Exercise instructions: Reproduce every line of the data below word for word, and please leave out the pictures.

Task data:
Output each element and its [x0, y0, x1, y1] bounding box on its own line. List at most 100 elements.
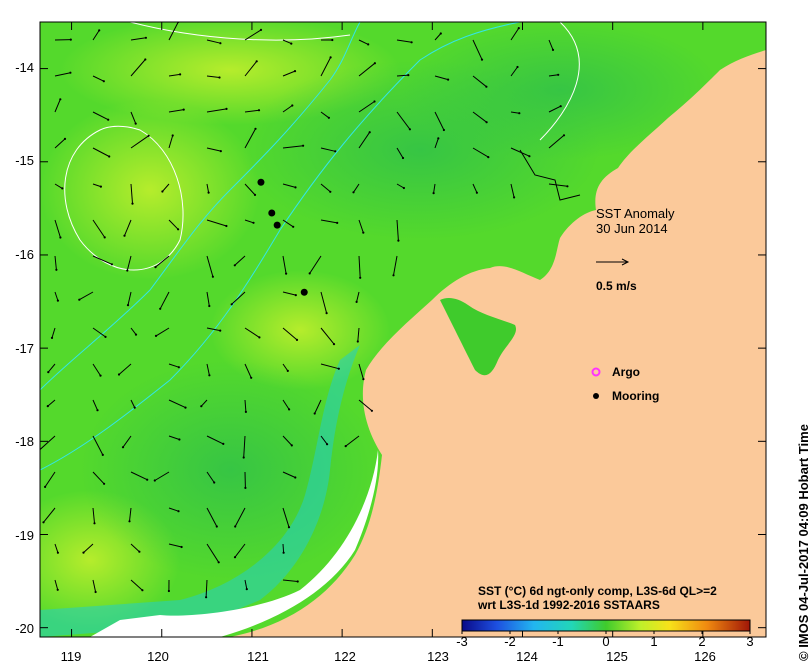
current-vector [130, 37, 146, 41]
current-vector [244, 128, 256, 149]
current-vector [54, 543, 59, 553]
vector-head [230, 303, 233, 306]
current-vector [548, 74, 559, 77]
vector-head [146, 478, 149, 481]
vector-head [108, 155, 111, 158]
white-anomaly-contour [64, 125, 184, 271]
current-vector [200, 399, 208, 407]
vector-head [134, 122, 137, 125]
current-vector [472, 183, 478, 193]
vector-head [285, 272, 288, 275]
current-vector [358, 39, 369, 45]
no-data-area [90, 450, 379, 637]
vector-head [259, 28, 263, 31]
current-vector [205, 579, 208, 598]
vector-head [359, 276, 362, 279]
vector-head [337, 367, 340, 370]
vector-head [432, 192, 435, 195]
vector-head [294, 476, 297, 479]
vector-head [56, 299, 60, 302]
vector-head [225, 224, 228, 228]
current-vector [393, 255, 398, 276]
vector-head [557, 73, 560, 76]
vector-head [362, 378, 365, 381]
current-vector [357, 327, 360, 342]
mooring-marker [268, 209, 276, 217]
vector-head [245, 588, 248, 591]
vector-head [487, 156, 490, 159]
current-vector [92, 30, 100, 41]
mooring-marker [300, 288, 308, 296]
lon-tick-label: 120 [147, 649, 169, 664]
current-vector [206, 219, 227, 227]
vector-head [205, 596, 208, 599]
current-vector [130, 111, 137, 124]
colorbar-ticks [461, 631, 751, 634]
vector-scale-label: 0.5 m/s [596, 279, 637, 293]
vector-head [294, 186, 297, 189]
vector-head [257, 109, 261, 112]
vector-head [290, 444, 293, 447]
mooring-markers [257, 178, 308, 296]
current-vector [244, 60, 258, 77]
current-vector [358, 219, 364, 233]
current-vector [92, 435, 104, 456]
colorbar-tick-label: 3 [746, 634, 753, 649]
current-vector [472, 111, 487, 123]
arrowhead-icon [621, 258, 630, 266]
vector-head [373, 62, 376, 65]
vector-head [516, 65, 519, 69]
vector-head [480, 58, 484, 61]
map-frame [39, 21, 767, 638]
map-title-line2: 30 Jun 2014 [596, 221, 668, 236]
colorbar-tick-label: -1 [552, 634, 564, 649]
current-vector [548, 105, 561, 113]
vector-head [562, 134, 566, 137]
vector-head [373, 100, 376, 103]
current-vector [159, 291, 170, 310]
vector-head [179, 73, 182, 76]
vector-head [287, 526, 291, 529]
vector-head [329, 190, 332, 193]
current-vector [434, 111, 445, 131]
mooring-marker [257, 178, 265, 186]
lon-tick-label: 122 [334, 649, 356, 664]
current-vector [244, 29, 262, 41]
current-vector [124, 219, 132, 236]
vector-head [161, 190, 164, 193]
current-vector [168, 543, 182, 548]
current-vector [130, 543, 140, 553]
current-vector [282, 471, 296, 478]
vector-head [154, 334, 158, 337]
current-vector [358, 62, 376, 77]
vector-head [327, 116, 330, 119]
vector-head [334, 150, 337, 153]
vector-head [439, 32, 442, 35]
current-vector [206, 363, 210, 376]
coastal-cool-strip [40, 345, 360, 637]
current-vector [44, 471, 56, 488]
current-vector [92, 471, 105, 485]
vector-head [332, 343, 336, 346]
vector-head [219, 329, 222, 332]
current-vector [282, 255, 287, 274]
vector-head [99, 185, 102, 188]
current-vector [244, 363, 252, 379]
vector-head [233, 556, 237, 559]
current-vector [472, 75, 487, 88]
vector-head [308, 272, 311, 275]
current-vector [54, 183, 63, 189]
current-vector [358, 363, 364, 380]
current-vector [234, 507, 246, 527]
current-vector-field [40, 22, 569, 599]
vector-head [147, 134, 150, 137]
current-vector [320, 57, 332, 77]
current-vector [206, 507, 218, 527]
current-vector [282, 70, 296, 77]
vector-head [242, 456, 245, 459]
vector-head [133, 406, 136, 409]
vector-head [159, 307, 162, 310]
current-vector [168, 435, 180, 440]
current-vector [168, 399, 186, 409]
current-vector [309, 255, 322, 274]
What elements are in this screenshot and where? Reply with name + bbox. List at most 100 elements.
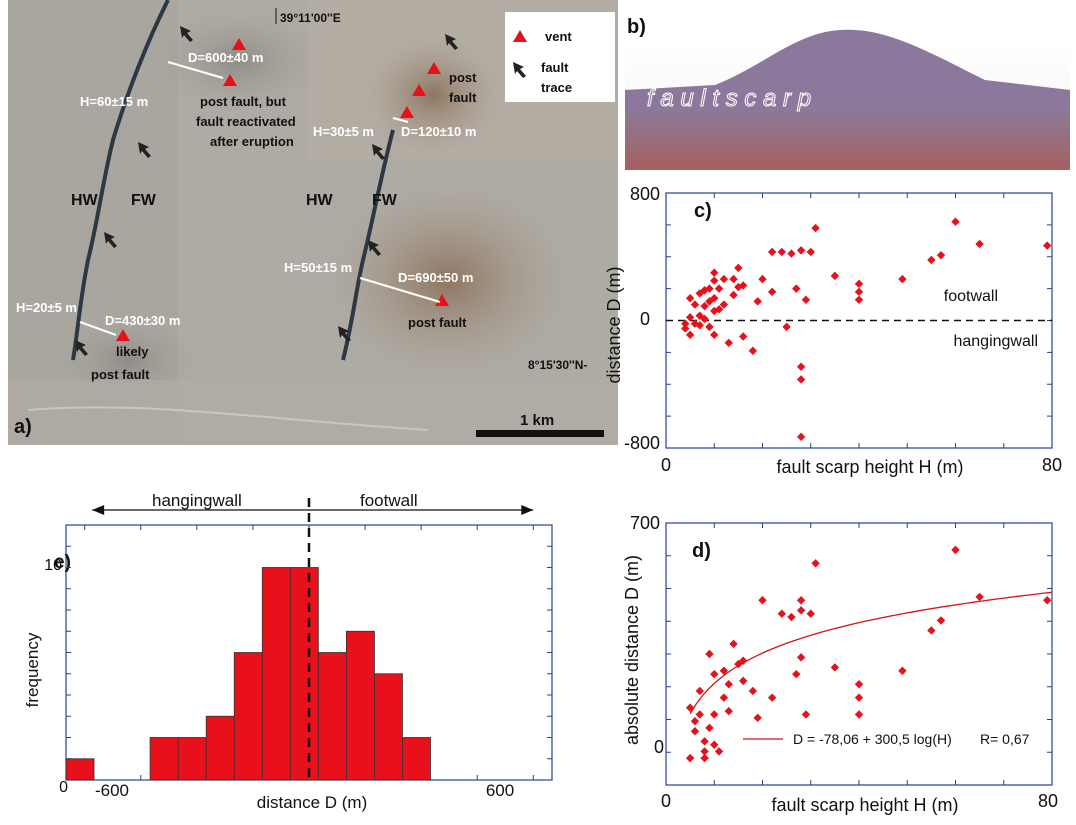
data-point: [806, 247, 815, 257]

Output for this exercise:
Output each element and its [x0, y0, x1, y1] bounding box on its own line. List at most 100 elements.
current-vector [130, 37, 146, 41]
current-vector [244, 128, 256, 149]
current-vector [54, 543, 59, 553]
vector-head [230, 303, 233, 306]
current-vector [548, 74, 559, 77]
vector-head [146, 478, 149, 481]
vector-head [108, 155, 111, 158]
white-anomaly-contour [64, 125, 184, 271]
current-vector [200, 399, 208, 407]
vector-head [134, 122, 137, 125]
current-vector [472, 183, 478, 193]
vector-head [285, 272, 288, 275]
current-vector [358, 39, 369, 45]
no-data-area [90, 450, 379, 637]
vector-head [259, 28, 263, 31]
current-vector [205, 579, 208, 598]
vector-head [359, 276, 362, 279]
vector-head [337, 367, 340, 370]
vector-head [432, 192, 435, 195]
vector-head [294, 476, 297, 479]
vector-head [56, 299, 60, 302]
vector-head [225, 224, 228, 228]
current-vector [393, 255, 398, 276]
vector-head [557, 73, 560, 76]
vector-head [362, 378, 365, 381]
current-vector [357, 327, 360, 342]
mooring-marker [268, 209, 276, 217]
vector-head [245, 588, 248, 591]
vector-head [487, 156, 490, 159]
current-vector [92, 30, 100, 41]
mooring-marker [300, 288, 308, 296]
lon-tick-label: 120 [147, 649, 169, 664]
current-vector [206, 219, 227, 227]
vector-head [205, 596, 208, 599]
current-vector [130, 111, 137, 124]
colorbar-ticks [461, 631, 751, 634]
vector-scale-label: 0.5 m/s [596, 279, 637, 293]
vector-head [294, 186, 297, 189]
vector-head [257, 109, 261, 112]
vector-head [290, 444, 293, 447]
mooring-markers [257, 178, 308, 296]
current-vector [244, 60, 258, 77]
current-vector [358, 219, 364, 233]
current-vector [92, 435, 104, 456]
colorbar-tick-label: 3 [746, 634, 753, 649]
current-vector [472, 111, 487, 123]
arrowhead-icon [621, 258, 630, 266]
vector-head [373, 62, 376, 65]
vector-head [516, 65, 519, 69]
vector-head [480, 58, 484, 61]
map-frame [39, 21, 767, 638]
map-title-line2: 30 Jun 2014 [596, 221, 668, 236]
colorbar-tick-label: -1 [552, 634, 564, 649]
current-vector [548, 105, 561, 113]
vector-head [562, 134, 566, 137]
vector-head [373, 100, 376, 103]
current-vector [159, 291, 170, 310]
vector-head [179, 73, 182, 76]
vector-head [287, 526, 291, 529]
vector-head [329, 190, 332, 193]
current-vector [434, 111, 445, 131]
mooring-marker [257, 178, 265, 186]
lon-tick-label: 122 [334, 649, 356, 664]
current-vector [244, 29, 262, 41]
current-vector [124, 219, 132, 236]
vector-head [161, 190, 164, 193]
current-vector [168, 543, 182, 548]
current-vector [130, 543, 140, 553]
current-vector [282, 471, 296, 478]
vector-head [154, 334, 158, 337]
current-vector [358, 62, 376, 77]
vector-head [327, 116, 330, 119]
vector-head [334, 150, 337, 153]
vector-head [439, 32, 442, 35]
current-vector [206, 363, 210, 376]
coastal-cool-strip [40, 345, 360, 637]
current-vector [44, 471, 56, 488]
current-vector [92, 471, 105, 485]
vector-head [332, 343, 336, 346]
vector-head [219, 329, 222, 332]
current-vector [282, 255, 287, 274]
vector-head [99, 185, 102, 188]
current-vector [244, 363, 252, 379]
vector-head [233, 556, 237, 559]
current-vector [472, 75, 487, 88]
vector-head [308, 272, 311, 275]
current-vector [54, 183, 63, 189]
current-vector [358, 363, 364, 380]
current-vector [234, 507, 246, 527]
current-vector-field [40, 22, 569, 599]
vector-head [147, 134, 150, 137]
current-vector [320, 57, 332, 77]
current-vector [206, 507, 218, 527]
current-vector [282, 70, 296, 77]
vector-head [242, 456, 245, 459]
vector-head [133, 406, 136, 409]
vector-head [159, 307, 162, 310]
current-vector [168, 435, 180, 440]
current-vector [168, 399, 186, 409]
current-vector [309, 255, 322, 274]
What elements are in this screenshot and where? Reply with name + bbox. List at most 100 elements.
data-point: [806, 247, 815, 257]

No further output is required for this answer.